→ **Work to complete**
Give the count of lines in the data that include "Neutrality", with no other words.

# Start of Entries supplied

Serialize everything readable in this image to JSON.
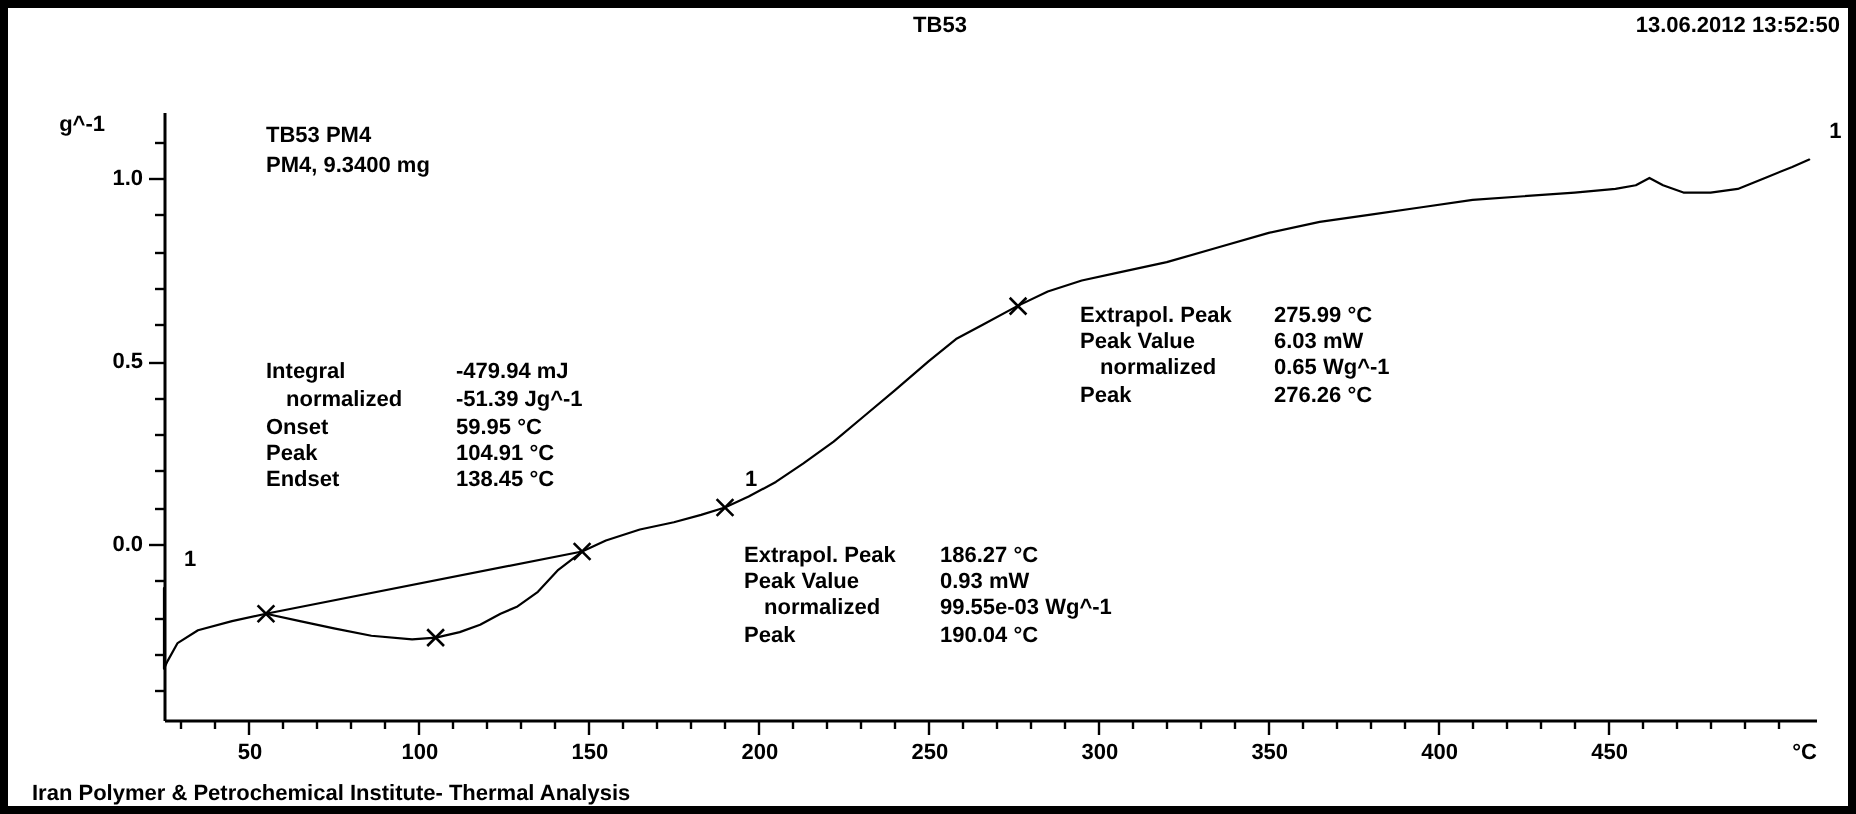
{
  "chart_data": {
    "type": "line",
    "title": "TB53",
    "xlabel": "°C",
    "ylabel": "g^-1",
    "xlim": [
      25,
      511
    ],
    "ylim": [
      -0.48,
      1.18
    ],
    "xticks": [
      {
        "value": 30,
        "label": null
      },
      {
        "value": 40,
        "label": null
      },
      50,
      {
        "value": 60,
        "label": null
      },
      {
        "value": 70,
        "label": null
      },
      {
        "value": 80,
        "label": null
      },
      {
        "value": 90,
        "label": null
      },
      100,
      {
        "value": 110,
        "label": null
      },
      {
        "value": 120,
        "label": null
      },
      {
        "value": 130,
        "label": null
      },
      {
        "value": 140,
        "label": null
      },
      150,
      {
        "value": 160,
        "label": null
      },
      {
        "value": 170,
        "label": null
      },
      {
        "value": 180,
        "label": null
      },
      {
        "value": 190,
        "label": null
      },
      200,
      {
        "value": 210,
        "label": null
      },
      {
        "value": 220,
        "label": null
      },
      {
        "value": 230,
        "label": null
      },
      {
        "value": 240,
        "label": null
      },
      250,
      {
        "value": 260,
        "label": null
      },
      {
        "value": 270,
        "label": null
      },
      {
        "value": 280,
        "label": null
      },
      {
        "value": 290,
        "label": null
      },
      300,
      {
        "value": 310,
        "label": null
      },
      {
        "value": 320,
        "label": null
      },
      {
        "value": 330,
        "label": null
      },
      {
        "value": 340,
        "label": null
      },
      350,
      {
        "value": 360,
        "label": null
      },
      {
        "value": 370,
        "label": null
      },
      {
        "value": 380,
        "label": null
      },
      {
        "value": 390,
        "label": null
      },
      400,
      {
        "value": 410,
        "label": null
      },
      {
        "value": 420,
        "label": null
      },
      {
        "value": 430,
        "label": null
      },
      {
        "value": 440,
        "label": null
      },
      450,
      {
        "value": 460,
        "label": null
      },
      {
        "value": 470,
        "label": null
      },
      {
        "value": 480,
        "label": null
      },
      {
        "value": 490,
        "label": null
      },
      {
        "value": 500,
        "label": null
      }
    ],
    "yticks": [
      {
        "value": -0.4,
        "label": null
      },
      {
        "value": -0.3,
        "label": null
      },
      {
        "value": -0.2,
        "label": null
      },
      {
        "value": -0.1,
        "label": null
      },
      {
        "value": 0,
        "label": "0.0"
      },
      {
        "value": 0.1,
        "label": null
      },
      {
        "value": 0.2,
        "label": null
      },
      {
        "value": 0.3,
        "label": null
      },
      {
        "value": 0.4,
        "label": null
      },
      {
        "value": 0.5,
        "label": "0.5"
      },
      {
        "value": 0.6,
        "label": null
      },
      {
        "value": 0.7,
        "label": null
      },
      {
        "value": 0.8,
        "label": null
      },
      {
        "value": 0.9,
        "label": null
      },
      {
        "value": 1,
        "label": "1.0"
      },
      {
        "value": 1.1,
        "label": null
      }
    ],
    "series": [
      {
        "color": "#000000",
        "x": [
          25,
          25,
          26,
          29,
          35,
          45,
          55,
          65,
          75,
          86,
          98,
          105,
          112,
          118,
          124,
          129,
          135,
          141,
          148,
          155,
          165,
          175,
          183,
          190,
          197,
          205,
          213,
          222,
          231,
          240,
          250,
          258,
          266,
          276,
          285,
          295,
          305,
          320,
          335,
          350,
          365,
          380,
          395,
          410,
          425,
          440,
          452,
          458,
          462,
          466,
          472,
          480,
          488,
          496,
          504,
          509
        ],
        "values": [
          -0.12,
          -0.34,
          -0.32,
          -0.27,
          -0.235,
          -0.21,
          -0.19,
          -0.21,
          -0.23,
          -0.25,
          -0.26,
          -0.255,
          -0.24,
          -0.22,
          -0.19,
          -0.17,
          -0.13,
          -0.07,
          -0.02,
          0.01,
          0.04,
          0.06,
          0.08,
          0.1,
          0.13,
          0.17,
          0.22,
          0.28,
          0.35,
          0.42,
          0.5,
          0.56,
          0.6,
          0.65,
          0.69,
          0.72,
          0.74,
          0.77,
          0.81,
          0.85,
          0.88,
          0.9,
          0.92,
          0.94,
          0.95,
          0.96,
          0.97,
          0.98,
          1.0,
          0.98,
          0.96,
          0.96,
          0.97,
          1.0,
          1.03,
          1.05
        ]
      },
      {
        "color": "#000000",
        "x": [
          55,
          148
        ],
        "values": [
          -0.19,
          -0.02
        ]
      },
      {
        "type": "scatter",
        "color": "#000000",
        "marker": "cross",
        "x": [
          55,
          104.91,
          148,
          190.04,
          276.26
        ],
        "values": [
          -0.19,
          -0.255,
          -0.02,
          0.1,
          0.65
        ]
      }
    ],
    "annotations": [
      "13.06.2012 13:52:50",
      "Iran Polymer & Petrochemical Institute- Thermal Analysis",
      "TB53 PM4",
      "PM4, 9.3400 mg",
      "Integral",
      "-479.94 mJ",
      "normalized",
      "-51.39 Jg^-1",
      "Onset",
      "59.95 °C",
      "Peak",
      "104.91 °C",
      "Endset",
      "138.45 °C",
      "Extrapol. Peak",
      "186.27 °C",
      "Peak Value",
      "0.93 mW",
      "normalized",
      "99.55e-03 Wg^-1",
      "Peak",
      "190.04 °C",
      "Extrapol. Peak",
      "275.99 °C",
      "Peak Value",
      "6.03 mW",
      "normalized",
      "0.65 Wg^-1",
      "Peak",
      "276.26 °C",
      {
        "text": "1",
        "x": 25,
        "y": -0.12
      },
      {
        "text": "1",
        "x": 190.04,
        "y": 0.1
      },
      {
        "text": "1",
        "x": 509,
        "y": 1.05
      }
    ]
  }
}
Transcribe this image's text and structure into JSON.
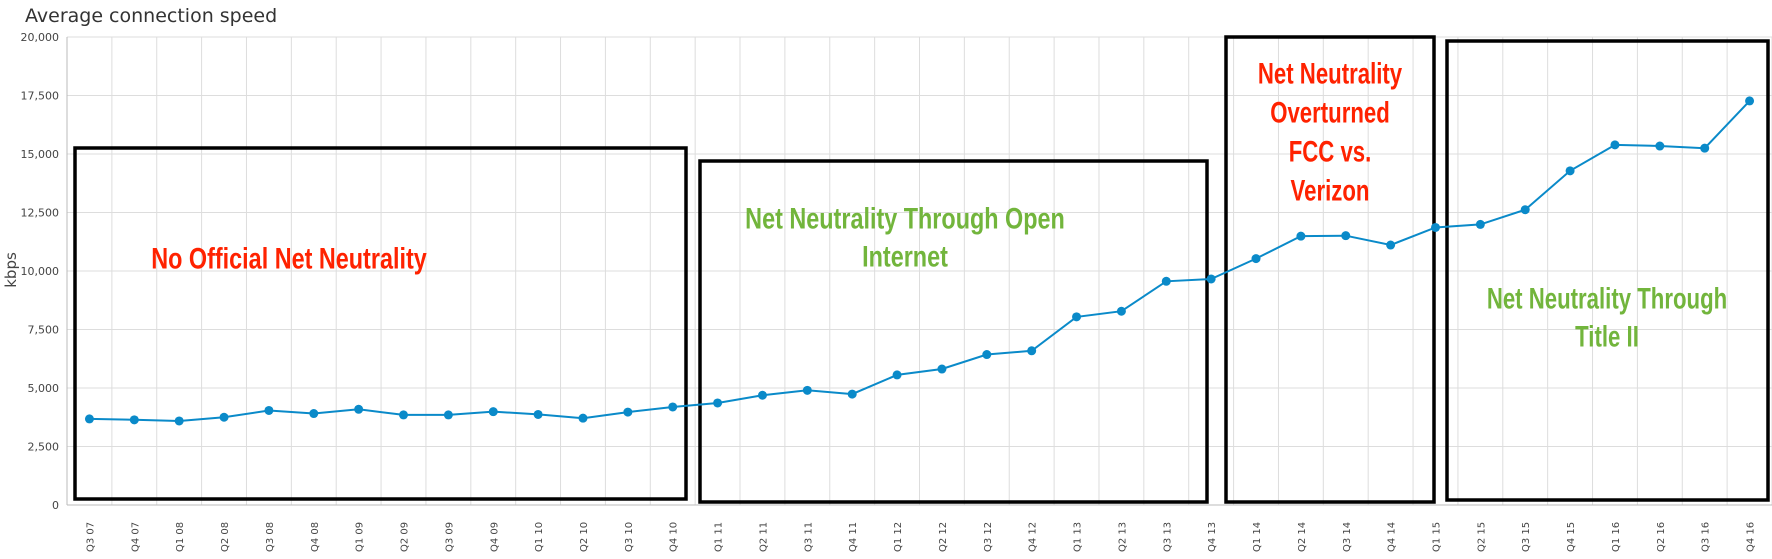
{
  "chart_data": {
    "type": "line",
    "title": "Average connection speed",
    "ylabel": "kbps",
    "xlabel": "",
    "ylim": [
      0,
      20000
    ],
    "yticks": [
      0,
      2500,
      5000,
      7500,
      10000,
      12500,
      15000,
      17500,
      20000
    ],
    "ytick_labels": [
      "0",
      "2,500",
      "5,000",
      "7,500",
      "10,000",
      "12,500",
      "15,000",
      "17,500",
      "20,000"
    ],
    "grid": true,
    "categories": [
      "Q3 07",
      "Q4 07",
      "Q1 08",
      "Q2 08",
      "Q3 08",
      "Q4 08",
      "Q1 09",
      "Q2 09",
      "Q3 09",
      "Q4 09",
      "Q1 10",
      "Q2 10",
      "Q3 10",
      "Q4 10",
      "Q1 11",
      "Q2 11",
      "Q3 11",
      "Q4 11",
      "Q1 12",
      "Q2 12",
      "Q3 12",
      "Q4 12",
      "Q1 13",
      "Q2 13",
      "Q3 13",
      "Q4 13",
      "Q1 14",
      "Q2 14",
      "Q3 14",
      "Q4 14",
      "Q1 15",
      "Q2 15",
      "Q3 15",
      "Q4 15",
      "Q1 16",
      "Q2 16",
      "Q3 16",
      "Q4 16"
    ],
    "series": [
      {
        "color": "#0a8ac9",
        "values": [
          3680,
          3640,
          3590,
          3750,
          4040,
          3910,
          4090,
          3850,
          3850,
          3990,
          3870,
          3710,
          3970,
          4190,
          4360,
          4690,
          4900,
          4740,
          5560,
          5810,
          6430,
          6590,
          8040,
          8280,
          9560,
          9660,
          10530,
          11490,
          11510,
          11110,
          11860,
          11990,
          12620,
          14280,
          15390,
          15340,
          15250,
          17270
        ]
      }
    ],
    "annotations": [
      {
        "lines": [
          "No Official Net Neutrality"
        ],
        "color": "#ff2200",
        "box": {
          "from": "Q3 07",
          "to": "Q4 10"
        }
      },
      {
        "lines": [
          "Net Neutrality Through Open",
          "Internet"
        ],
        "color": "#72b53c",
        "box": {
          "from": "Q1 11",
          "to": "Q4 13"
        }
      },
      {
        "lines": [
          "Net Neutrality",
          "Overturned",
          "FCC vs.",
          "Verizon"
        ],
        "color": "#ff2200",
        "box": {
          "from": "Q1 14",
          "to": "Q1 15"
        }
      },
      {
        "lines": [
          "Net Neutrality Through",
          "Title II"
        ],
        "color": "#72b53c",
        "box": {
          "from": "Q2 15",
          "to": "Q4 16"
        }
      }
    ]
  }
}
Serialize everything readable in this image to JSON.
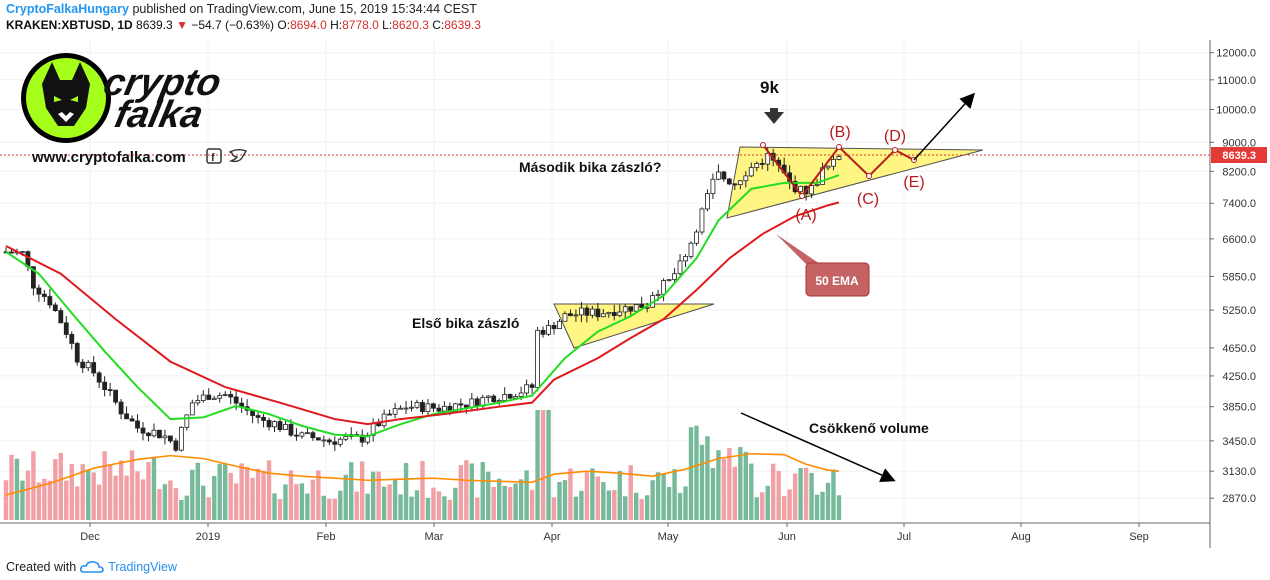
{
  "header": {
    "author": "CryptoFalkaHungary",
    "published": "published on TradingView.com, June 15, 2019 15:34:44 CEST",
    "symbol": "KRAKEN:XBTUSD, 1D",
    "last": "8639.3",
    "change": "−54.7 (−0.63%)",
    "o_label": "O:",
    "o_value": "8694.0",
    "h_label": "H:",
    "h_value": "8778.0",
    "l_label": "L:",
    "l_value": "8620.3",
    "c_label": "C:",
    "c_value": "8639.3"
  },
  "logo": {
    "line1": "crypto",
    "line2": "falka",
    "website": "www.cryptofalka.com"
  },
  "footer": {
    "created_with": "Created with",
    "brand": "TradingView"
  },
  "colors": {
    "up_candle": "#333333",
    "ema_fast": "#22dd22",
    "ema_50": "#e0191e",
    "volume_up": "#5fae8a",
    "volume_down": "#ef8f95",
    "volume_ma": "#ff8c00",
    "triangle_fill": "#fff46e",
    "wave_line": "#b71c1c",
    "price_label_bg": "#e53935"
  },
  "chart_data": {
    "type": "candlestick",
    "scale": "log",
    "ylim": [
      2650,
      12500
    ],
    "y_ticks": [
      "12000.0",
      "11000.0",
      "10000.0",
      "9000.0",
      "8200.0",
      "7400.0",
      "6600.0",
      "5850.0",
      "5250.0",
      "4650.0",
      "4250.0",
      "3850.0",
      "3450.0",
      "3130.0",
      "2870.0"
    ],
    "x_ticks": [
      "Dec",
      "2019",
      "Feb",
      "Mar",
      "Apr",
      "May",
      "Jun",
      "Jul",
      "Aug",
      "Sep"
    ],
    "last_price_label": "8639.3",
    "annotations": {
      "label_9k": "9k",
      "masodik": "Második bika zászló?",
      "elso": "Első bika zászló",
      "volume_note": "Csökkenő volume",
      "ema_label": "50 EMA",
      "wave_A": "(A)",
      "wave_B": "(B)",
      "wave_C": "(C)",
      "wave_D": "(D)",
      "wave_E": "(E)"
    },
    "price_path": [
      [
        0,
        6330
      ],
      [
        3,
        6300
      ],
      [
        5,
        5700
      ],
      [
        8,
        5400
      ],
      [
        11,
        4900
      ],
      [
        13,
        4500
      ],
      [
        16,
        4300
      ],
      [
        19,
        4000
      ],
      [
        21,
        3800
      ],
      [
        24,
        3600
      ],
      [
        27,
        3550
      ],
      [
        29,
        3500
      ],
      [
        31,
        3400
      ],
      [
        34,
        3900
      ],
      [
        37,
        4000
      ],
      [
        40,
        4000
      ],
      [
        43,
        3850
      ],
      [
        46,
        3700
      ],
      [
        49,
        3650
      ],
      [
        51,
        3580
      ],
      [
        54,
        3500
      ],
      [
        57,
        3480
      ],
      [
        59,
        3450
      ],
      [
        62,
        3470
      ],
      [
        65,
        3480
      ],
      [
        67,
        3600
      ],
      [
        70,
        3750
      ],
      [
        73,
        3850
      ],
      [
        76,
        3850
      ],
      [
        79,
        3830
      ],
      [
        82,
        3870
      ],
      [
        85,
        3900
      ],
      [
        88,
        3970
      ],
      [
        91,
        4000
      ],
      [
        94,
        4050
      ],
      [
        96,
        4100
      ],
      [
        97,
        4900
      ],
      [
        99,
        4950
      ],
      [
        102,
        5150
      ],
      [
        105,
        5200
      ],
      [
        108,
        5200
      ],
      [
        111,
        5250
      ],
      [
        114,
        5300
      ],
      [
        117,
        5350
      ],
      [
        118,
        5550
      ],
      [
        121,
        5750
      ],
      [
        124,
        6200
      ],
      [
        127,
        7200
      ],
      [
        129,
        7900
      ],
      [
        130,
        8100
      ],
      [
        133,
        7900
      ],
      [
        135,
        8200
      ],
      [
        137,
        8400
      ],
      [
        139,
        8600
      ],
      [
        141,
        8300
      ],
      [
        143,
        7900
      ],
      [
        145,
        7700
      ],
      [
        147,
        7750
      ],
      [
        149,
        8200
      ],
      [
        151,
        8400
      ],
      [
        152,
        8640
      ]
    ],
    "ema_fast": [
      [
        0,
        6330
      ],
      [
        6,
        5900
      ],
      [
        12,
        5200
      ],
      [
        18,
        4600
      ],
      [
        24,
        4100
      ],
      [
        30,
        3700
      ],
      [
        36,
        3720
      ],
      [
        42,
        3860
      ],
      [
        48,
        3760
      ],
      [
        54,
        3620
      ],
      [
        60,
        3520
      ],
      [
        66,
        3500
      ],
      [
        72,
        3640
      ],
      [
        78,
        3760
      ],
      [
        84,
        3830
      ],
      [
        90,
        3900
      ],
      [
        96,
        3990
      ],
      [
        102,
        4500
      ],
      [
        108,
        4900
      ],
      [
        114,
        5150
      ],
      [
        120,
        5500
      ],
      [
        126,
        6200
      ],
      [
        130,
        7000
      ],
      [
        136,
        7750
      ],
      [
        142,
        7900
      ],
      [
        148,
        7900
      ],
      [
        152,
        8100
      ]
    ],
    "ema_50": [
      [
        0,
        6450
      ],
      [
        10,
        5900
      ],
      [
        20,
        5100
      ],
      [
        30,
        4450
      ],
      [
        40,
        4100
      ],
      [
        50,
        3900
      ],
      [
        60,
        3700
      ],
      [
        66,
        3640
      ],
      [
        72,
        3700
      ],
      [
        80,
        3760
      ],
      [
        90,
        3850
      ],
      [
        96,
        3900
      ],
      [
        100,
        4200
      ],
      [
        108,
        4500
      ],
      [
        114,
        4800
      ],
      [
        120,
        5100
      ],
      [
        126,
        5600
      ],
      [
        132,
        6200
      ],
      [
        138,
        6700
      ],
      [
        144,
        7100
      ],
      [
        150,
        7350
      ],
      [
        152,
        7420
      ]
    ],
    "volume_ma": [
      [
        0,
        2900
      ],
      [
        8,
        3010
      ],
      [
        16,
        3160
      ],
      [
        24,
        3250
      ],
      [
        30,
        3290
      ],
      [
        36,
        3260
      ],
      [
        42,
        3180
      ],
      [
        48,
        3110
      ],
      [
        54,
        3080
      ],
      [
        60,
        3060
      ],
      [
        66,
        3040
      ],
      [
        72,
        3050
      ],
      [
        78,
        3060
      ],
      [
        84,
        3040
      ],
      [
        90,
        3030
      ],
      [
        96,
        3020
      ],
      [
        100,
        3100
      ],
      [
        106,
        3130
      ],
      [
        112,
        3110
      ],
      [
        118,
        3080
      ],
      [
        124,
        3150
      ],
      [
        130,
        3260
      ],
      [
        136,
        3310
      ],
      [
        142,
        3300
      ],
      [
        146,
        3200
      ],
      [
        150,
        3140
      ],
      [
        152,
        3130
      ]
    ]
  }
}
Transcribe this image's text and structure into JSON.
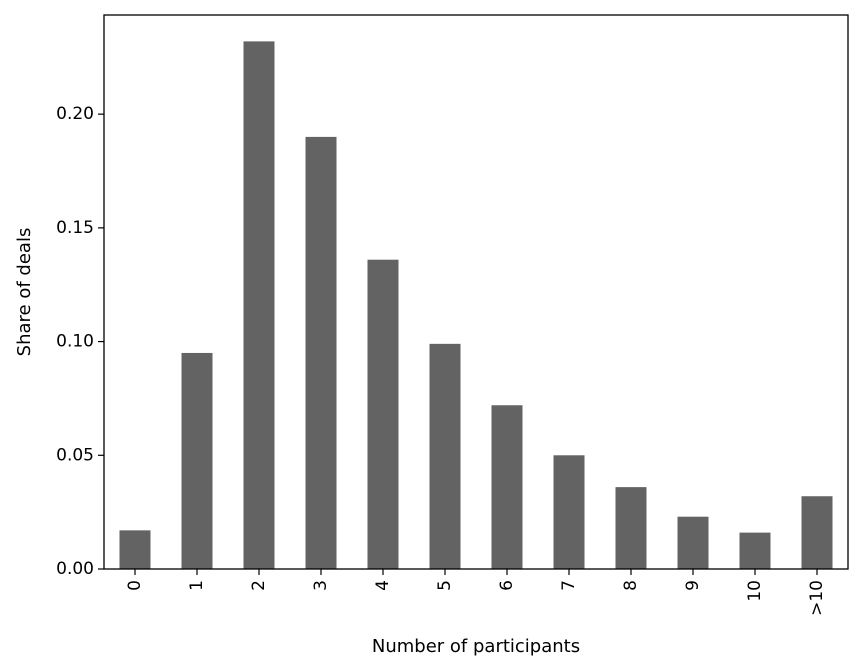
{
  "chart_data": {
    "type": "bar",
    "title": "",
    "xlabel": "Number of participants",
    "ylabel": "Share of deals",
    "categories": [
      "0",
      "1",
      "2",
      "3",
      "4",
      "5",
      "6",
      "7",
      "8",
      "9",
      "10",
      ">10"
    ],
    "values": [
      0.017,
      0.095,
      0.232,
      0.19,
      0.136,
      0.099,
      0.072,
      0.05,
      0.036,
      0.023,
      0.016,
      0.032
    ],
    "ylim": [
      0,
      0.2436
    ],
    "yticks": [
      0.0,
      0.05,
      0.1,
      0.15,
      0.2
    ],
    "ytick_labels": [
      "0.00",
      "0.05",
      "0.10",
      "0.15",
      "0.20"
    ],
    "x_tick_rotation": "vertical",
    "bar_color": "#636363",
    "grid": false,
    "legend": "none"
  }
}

# End of Entries supplied

→ **Written answer**
4